Após dois pregões consecutivos de forte alta, em que acumulou valorização de 5,22% e chegou a esboçar fechamento acima de R$ 5,40, o dólar ensaiou um refresco no mercado de câmbio doméstico na sessão desta terça-feira, 27. Pela manhã, a moeda chegou até a romper o piso de R$ 5,30, ao registrar mínima a R$ 5,2980 (-1,55%). Uma piora do ambiente externo ao longo da tarde, contudo, acabou levando a uma recomposição de posições defensivas. No fim do dia, o dólar – que chegou até a operar pontualmente em terreno positivo – era cotado a R$ 5,3765, em baixa de 0,09%.
A recuperação do real e de seus pares emergentes, como o peso mexicano, foi limitada nesta terça pelo fortalecimento da moeda americana no exterior e pelo avanço das taxas longas dos Treasuries. O índice DXY – termômetro do desempenho do dólar frente a uma cesta de seis divisas fortes – voltou a superar os 114,000 pontos (máxima aos 114,472 pontos), com novas perdas do euro e do iene. Já a libra, castigada nos últimos dias pela repercussão negativa do anúncio de plano econômico no Reino Unido, teve uma leve alta.

• Dados brutos
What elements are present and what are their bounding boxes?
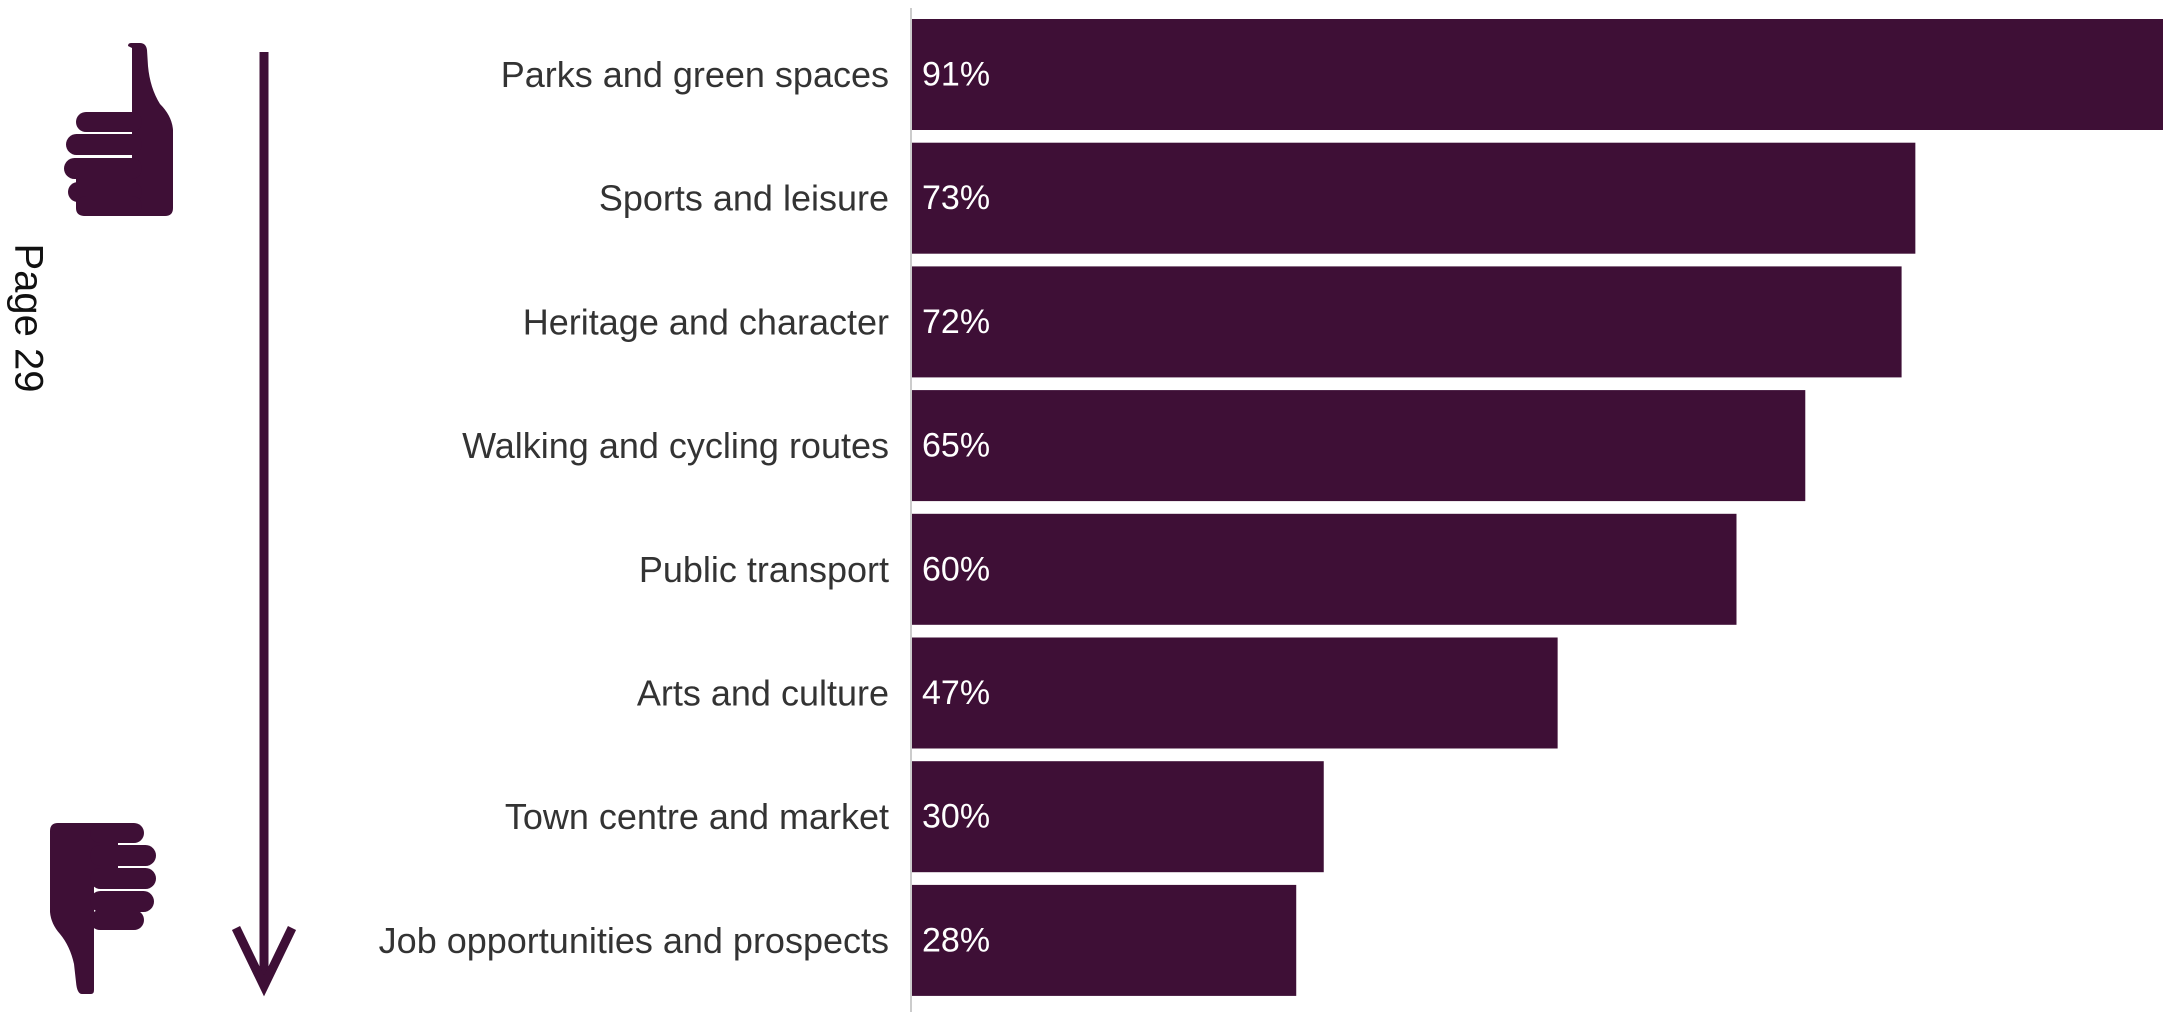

• O que fazer
**1.** No texto sobre o dólar, qual foi a cotação mínima da moeda registrada pela manhã?
**2.** Prossiga com o texto sobre o dólar a partir da última frase apresentada.

• Resultados
**1.** R$ 5,2980, em queda de 1,55%.

**2.**
Segundo operadores, a tendência de manutenção de dólar forte no mundo, aliada a uma postura mais cautelosa dos agentes às vésperas do primeiro turno da eleição presidencial no Brasil, acaba inibindo apostas mais contundentes a favor da moeda brasileira neste momento. A deflação de 0,37% do IPCA-15 de setembro, maior que a mediana de Projeções Broadcast (-0,20%), e o tom duro ata do Comitê de Política Monetária (Copom) tiveram influência marginal na formação da taxa de câmbio.
“O dólar subiu muito rapidamente e havia espaço para uma correção no mercado local. Mas a tendência ainda é de um dólar forte no mundo porque os juros vão subir nos Estados Unidos e o quadro não é bom para outras moedas fortes”, afirma Helena Veronese, economista-chefe da B.Side Investimentos. “A Europa está beirando uma recessão com a crise de energia, a libra despencou com esse pacote econômico no Reino Unido e o iene continua fraco com a política monetária frouxa no Japão”.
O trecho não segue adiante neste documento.